**Work instructions:** Write out the material exactly. Do not include the pictures.

**Information shown:**
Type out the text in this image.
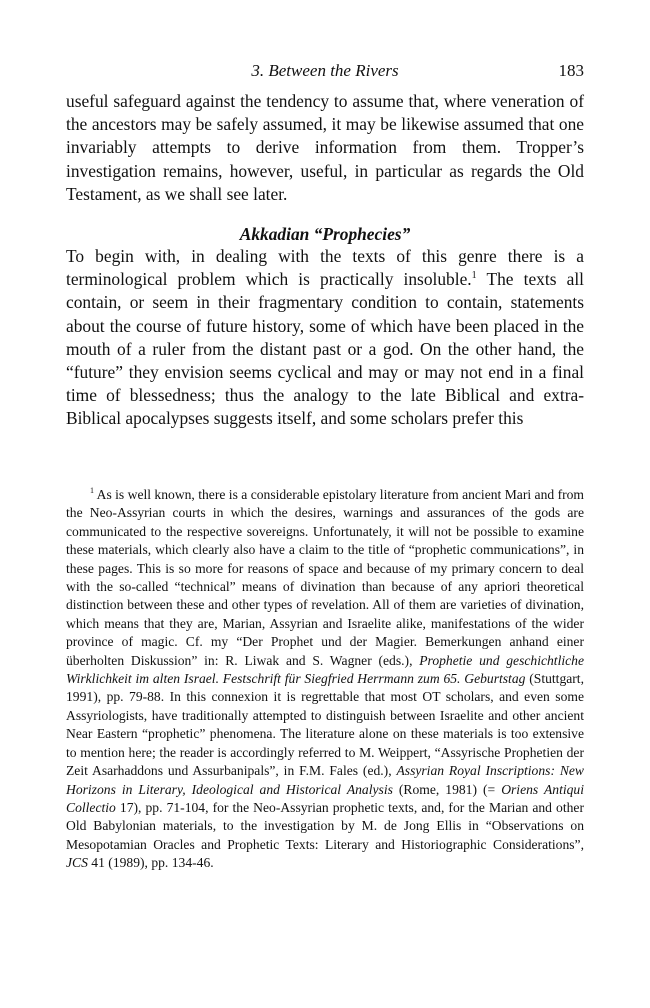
3. Between the Rivers	183

useful safeguard against the tendency to assume that, where veneration of the ancestors may be safely assumed, it may be likewise assumed that one invariably attempts to derive information from them. Tropper’s investigation remains, however, useful, in particular as regards the Old Testament, as we shall see later.

Akkadian “Prophecies”

To begin with, in dealing with the texts of this genre there is a terminological problem which is practically insoluble.$^1$ The texts all contain, or seem in their fragmentary condition to contain, statements about the course of future history, some of which have been placed in the mouth of a ruler from the distant past or a god. On the other hand, the “future” they envision seems cyclical and may or may not end in a final time of blessedness; thus the analogy to the late Biblical and extra-Biblical apocalypses suggests itself, and some scholars prefer this

$^1$ As is well known, there is a considerable epistolary literature from ancient Mari and from the Neo-Assyrian courts in which the desires, warnings and assurances of the gods are communicated to the respective sovereigns. Unfortunately, it will not be possible to examine these materials, which clearly also have a claim to the title of “prophetic communications”, in these pages. This is so more for reasons of space and because of my primary concern to deal with the so-called “technical” means of divination than because of any apriori theoretical distinction between these and other types of revelation. All of them are varieties of divination, which means that they are, Marian, Assyrian and Israelite alike, manifestations of the wider province of magic. Cf. my “Der Prophet und der Magier. Bemerkungen anhand einer überholten Diskussion” in: R. Liwak and S. Wagner (eds.), Prophetie und geschichtliche Wirklichkeit im alten Israel. Festschrift für Siegfried Herrmann zum 65. Geburtstag (Stuttgart, 1991), pp. 79-88. In this connexion it is regrettable that most OT scholars, and even some Assyriologists, have traditionally attempted to distinguish between Israelite and other ancient Near Eastern “prophetic” phenomena. The literature alone on these materials is too extensive to mention here; the reader is accordingly referred to M. Weippert, “Assyrische Prophetien der Zeit Asarhaddons und Assurbanipals”, in F.M. Fales (ed.), Assyrian Royal Inscriptions: New Horizons in Literary, Ideological and Historical Analysis (Rome, 1981) (= Oriens Antiqui Collectio 17), pp. 71-104, for the Neo-Assyrian prophetic texts, and, for the Marian and other Old Babylonian materials, to the investigation by M. de Jong Ellis in “Observations on Mesopotamian Oracles and Prophetic Texts: Literary and Historiographic Considerations”, JCS 41 (1989), pp. 134-46.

**Completed exercise:**
Type out the text in this image.
3. Between the Rivers	183

useful safeguard against the tendency to assume that, where veneration of the ancestors may be safely assumed, it may be likewise assumed that one invariably attempts to derive information from them. Tropper’s investigation remains, however, useful, in particular as regards the Old Testament, as we shall see later.

Akkadian “Prophecies”

To begin with, in dealing with the texts of this genre there is a terminological problem which is practically insoluble.$^1$ The texts all contain, or seem in their fragmentary condition to contain, statements about the course of future history, some of which have been placed in the mouth of a ruler from the distant past or a god. On the other hand, the “future” they envision seems cyclical and may or may not end in a final time of blessedness; thus the analogy to the late Biblical and extra-Biblical apocalypses suggests itself, and some scholars prefer this

$^1$ As is well known, there is a considerable epistolary literature from ancient Mari and from the Neo-Assyrian courts in which the desires, warnings and assurances of the gods are communicated to the respective sovereigns. Unfortunately, it will not be possible to examine these materials, which clearly also have a claim to the title of “prophetic communications”, in these pages. This is so more for reasons of space and because of my primary concern to deal with the so-called “technical” means of divination than because of any apriori theoretical distinction between these and other types of revelation. All of them are varieties of divination, which means that they are, Marian, Assyrian and Israelite alike, manifestations of the wider province of magic. Cf. my “Der Prophet und der Magier. Bemerkungen anhand einer überholten Diskussion” in: R. Liwak and S. Wagner (eds.), Prophetie und geschichtliche Wirklichkeit im alten Israel. Festschrift für Siegfried Herrmann zum 65. Geburtstag (Stuttgart, 1991), pp. 79-88. In this connexion it is regrettable that most OT scholars, and even some Assyriologists, have traditionally attempted to distinguish between Israelite and other ancient Near Eastern “prophetic” phenomena. The literature alone on these materials is too extensive to mention here; the reader is accordingly referred to M. Weippert, “Assyrische Prophetien der Zeit Asarhaddons und Assurbanipals”, in F.M. Fales (ed.), Assyrian Royal Inscriptions: New Horizons in Literary, Ideological and Historical Analysis (Rome, 1981) (= Oriens Antiqui Collectio 17), pp. 71-104, for the Neo-Assyrian prophetic texts, and, for the Marian and other Old Babylonian materials, to the investigation by M. de Jong Ellis in “Observations on Mesopotamian Oracles and Prophetic Texts: Literary and Historiographic Considerations”, JCS 41 (1989), pp. 134-46.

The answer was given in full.